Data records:
>>>>>

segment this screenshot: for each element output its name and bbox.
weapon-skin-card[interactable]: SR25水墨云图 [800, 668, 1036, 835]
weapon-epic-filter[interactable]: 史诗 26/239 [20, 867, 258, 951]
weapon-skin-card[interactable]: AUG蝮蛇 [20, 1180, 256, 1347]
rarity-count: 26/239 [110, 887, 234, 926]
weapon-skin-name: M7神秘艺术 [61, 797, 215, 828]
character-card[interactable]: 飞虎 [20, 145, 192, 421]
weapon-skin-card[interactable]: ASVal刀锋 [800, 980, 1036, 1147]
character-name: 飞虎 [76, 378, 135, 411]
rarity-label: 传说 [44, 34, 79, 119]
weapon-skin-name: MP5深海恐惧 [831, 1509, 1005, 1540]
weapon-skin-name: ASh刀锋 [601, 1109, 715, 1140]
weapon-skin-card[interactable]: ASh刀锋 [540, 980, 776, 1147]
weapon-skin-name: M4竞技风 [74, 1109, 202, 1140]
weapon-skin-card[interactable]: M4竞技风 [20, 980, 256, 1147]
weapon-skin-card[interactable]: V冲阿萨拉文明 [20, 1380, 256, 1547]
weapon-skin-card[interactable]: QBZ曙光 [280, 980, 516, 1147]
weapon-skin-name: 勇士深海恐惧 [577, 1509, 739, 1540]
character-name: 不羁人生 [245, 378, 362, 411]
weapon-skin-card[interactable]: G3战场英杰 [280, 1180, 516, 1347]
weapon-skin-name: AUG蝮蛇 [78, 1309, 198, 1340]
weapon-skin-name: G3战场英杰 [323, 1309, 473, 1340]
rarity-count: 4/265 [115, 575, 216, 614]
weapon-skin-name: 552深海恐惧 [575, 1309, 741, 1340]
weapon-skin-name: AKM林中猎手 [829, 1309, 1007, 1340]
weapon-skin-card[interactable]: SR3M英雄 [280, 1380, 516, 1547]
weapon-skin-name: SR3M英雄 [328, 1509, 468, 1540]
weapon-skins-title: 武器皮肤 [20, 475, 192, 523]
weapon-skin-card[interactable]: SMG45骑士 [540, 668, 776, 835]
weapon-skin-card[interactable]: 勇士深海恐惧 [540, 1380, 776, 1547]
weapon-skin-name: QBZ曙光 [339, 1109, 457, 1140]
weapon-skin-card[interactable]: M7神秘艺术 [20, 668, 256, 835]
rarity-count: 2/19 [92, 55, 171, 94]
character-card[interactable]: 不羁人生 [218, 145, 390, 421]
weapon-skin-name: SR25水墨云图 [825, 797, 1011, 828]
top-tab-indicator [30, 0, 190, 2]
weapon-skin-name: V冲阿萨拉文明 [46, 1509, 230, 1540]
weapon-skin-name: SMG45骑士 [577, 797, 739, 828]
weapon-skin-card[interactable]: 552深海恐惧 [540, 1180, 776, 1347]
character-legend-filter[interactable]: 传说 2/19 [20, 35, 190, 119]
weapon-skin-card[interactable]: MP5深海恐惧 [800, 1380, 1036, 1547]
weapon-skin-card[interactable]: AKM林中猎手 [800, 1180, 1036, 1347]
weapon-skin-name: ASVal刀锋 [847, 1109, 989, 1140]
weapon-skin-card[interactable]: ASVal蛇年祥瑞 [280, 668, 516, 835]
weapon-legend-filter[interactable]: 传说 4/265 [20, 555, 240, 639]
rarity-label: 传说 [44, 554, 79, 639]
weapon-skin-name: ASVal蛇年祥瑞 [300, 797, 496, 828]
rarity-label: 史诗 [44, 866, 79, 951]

<<<<<

Pull every line from the items above and copy each one character for character.

segment this screenshot: for each element output its name and bbox.
weapon-skin-card[interactable]: SR25水墨云图 [800, 668, 1036, 835]
weapon-epic-filter[interactable]: 史诗 26/239 [20, 867, 258, 951]
weapon-skin-card[interactable]: AUG蝮蛇 [20, 1180, 256, 1347]
rarity-count: 26/239 [110, 887, 234, 926]
weapon-skin-name: M7神秘艺术 [61, 797, 215, 828]
character-card[interactable]: 飞虎 [20, 145, 192, 421]
weapon-skin-card[interactable]: ASVal刀锋 [800, 980, 1036, 1147]
character-name: 飞虎 [76, 378, 135, 411]
rarity-label: 传说 [44, 34, 79, 119]
weapon-skin-name: MP5深海恐惧 [831, 1509, 1005, 1540]
weapon-skin-name: ASh刀锋 [601, 1109, 715, 1140]
weapon-skin-card[interactable]: ASh刀锋 [540, 980, 776, 1147]
weapon-skin-name: M4竞技风 [74, 1109, 202, 1140]
weapon-skin-card[interactable]: M4竞技风 [20, 980, 256, 1147]
weapon-skin-card[interactable]: V冲阿萨拉文明 [20, 1380, 256, 1547]
weapon-skin-card[interactable]: QBZ曙光 [280, 980, 516, 1147]
weapon-skin-name: 勇士深海恐惧 [577, 1509, 739, 1540]
character-name: 不羁人生 [245, 378, 362, 411]
weapon-skin-card[interactable]: G3战场英杰 [280, 1180, 516, 1347]
weapon-skin-name: AUG蝮蛇 [78, 1309, 198, 1340]
weapon-skin-name: G3战场英杰 [323, 1309, 473, 1340]
rarity-count: 4/265 [115, 575, 216, 614]
weapon-skin-name: 552深海恐惧 [575, 1309, 741, 1340]
weapon-skin-name: AKM林中猎手 [829, 1309, 1007, 1340]
weapon-skin-card[interactable]: SR3M英雄 [280, 1380, 516, 1547]
weapon-skin-name: SR3M英雄 [328, 1509, 468, 1540]
weapon-skins-title: 武器皮肤 [20, 475, 192, 523]
weapon-skin-card[interactable]: SMG45骑士 [540, 668, 776, 835]
weapon-skin-card[interactable]: 勇士深海恐惧 [540, 1380, 776, 1547]
weapon-skin-name: QBZ曙光 [339, 1109, 457, 1140]
weapon-skin-card[interactable]: M7神秘艺术 [20, 668, 256, 835]
rarity-count: 2/19 [92, 55, 171, 94]
character-card[interactable]: 不羁人生 [218, 145, 390, 421]
weapon-skin-name: SR25水墨云图 [825, 797, 1011, 828]
top-tab-indicator [30, 0, 190, 2]
weapon-skin-name: V冲阿萨拉文明 [46, 1509, 230, 1540]
weapon-skin-name: SMG45骑士 [577, 797, 739, 828]
weapon-skin-card[interactable]: 552深海恐惧 [540, 1180, 776, 1347]
character-legend-filter[interactable]: 传说 2/19 [20, 35, 190, 119]
weapon-skin-card[interactable]: MP5深海恐惧 [800, 1380, 1036, 1547]
weapon-skin-card[interactable]: AKM林中猎手 [800, 1180, 1036, 1347]
weapon-skin-name: ASVal刀锋 [847, 1109, 989, 1140]
weapon-skin-card[interactable]: ASVal蛇年祥瑞 [280, 668, 516, 835]
weapon-legend-filter[interactable]: 传说 4/265 [20, 555, 240, 639]
rarity-label: 传说 [44, 554, 79, 639]
weapon-skin-name: ASVal蛇年祥瑞 [300, 797, 496, 828]
rarity-label: 史诗 [44, 866, 79, 951]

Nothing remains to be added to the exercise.